*Aim:* Please write out the material below exactly as given.

* Begin Supplied records *

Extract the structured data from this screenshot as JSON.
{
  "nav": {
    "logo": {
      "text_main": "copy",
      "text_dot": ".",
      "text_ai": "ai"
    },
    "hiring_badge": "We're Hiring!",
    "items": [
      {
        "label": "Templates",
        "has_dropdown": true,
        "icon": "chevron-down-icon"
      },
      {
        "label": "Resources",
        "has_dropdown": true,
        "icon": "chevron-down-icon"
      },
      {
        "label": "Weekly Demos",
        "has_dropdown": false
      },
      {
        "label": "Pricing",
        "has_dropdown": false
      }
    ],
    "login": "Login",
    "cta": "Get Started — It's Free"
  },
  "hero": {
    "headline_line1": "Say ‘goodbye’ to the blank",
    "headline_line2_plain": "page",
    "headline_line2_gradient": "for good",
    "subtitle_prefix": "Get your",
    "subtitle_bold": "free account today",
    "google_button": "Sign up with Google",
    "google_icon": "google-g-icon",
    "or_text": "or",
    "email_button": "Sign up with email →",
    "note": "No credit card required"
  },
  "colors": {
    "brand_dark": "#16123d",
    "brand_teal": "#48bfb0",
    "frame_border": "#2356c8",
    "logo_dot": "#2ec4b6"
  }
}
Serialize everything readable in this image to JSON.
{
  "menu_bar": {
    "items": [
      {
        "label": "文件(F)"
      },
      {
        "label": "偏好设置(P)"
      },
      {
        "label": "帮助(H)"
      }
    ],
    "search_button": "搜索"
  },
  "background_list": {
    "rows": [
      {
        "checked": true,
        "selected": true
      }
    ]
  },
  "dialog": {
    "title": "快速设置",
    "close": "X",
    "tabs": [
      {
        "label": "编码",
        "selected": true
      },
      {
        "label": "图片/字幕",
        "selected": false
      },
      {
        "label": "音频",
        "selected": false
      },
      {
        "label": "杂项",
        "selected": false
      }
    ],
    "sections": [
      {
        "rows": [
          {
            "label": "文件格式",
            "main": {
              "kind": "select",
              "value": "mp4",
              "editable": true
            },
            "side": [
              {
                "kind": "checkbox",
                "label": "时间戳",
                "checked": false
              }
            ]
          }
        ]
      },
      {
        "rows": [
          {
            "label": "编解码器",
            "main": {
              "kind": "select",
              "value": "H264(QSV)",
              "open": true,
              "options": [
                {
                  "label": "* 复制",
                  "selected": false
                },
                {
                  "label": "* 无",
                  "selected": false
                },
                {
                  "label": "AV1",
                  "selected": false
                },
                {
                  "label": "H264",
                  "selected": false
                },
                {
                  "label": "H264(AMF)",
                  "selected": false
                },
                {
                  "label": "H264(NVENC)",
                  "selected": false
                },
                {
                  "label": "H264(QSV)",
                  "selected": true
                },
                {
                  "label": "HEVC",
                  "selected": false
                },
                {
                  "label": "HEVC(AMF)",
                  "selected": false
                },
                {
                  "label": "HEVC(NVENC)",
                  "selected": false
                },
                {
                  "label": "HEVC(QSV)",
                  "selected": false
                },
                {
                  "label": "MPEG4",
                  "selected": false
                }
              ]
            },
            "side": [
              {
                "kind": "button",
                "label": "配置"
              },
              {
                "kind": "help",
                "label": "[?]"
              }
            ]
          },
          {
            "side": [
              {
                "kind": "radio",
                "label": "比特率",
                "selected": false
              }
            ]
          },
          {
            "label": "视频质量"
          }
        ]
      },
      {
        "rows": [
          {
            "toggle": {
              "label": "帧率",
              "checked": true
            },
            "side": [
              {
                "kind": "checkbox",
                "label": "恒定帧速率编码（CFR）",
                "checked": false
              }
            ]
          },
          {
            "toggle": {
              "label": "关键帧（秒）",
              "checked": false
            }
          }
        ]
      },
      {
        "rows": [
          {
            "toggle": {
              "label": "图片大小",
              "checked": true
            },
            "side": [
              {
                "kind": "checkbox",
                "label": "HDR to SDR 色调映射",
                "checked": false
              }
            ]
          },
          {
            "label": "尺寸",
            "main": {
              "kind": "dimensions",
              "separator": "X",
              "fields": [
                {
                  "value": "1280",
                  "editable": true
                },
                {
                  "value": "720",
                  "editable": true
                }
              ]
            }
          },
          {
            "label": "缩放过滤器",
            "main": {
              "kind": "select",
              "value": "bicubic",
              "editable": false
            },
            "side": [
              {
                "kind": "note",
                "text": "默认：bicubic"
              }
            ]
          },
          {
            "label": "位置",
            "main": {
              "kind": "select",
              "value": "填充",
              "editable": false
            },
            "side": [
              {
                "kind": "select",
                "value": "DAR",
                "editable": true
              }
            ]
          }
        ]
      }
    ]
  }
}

* End Supplied records *

*The answer:*
Extract the structured data from this screenshot as JSON.
{
  "nav": {
    "logo": {
      "text_main": "copy",
      "text_dot": ".",
      "text_ai": "ai"
    },
    "hiring_badge": "We're Hiring!",
    "items": [
      {
        "label": "Templates",
        "has_dropdown": true,
        "icon": "chevron-down-icon"
      },
      {
        "label": "Resources",
        "has_dropdown": true,
        "icon": "chevron-down-icon"
      },
      {
        "label": "Weekly Demos",
        "has_dropdown": false
      },
      {
        "label": "Pricing",
        "has_dropdown": false
      }
    ],
    "login": "Login",
    "cta": "Get Started — It's Free"
  },
  "hero": {
    "headline_line1": "Say ‘goodbye’ to the blank",
    "headline_line2_plain": "page",
    "headline_line2_gradient": "for good",
    "subtitle_prefix": "Get your",
    "subtitle_bold": "free account today",
    "google_button": "Sign up with Google",
    "google_icon": "google-g-icon",
    "or_text": "or",
    "email_button": "Sign up with email →",
    "note": "No credit card required"
  },
  "colors": {
    "brand_dark": "#16123d",
    "brand_teal": "#48bfb0",
    "frame_border": "#2356c8",
    "logo_dot": "#2ec4b6"
  }
}
Serialize everything readable in this image to JSON.
{
  "menu_bar": {
    "items": [
      {
        "label": "文件(F)"
      },
      {
        "label": "偏好设置(P)"
      },
      {
        "label": "帮助(H)"
      }
    ],
    "search_button": "搜索"
  },
  "background_list": {
    "rows": [
      {
        "checked": true,
        "selected": true
      }
    ]
  },
  "dialog": {
    "title": "快速设置",
    "close": "X",
    "tabs": [
      {
        "label": "编码",
        "selected": true
      },
      {
        "label": "图片/字幕",
        "selected": false
      },
      {
        "label": "音频",
        "selected": false
      },
      {
        "label": "杂项",
        "selected": false
      }
    ],
    "sections": [
      {
        "rows": [
          {
            "label": "文件格式",
            "main": {
              "kind": "select",
              "value": "mp4",
              "editable": true
            },
            "side": [
              {
                "kind": "checkbox",
                "label": "时间戳",
                "checked": false
              }
            ]
          }
        ]
      },
      {
        "rows": [
          {
            "label": "编解码器",
            "main": {
              "kind": "select",
              "value": "H264(QSV)",
              "open": true,
              "options": [
                {
                  "label": "* 复制",
                  "selected": false
                },
                {
                  "label": "* 无",
                  "selected": false
                },
                {
                  "label": "AV1",
                  "selected": false
                },
                {
                  "label": "H264",
                  "selected": false
                },
                {
                  "label": "H264(AMF)",
                  "selected": false
                },
                {
                  "label": "H264(NVENC)",
                  "selected": false
                },
                {
                  "label": "H264(QSV)",
                  "selected": true
                },
                {
                  "label": "HEVC",
                  "selected": false
                },
                {
                  "label": "HEVC(AMF)",
                  "selected": false
                },
                {
                  "label": "HEVC(NVENC)",
                  "selected": false
                },
                {
                  "label": "HEVC(QSV)",
                  "selected": false
                },
                {
                  "label": "MPEG4",
                  "selected": false
                }
              ]
            },
            "side": [
              {
                "kind": "button",
                "label": "配置"
              },
              {
                "kind": "help",
                "label": "[?]"
              }
            ]
          },
          {
            "side": [
              {
                "kind": "radio",
                "label": "比特率",
                "selected": false
              }
            ]
          },
          {
            "label": "视频质量"
          }
        ]
      },
      {
        "rows": [
          {
            "toggle": {
              "label": "帧率",
              "checked": true
            },
            "side": [
              {
                "kind": "checkbox",
                "label": "恒定帧速率编码（CFR）",
                "checked": false
              }
            ]
          },
          {
            "toggle": {
              "label": "关键帧（秒）",
              "checked": false
            }
          }
        ]
      },
      {
        "rows": [
          {
            "toggle": {
              "label": "图片大小",
              "checked": true
            },
            "side": [
              {
                "kind": "checkbox",
                "label": "HDR to SDR 色调映射",
                "checked": false
              }
            ]
          },
          {
            "label": "尺寸",
            "main": {
              "kind": "dimensions",
              "separator": "X",
              "fields": [
                {
                  "value": "1280",
                  "editable": true
                },
                {
                  "value": "720",
                  "editable": true
                }
              ]
            }
          },
          {
            "label": "缩放过滤器",
            "main": {
              "kind": "select",
              "value": "bicubic",
              "editable": false
            },
            "side": [
              {
                "kind": "note",
                "text": "默认：bicubic"
              }
            ]
          },
          {
            "label": "位置",
            "main": {
              "kind": "select",
              "value": "填充",
              "editable": false
            },
            "side": [
              {
                "kind": "select",
                "value": "DAR",
                "editable": true
              }
            ]
          }
        ]
      }
    ]
  }
}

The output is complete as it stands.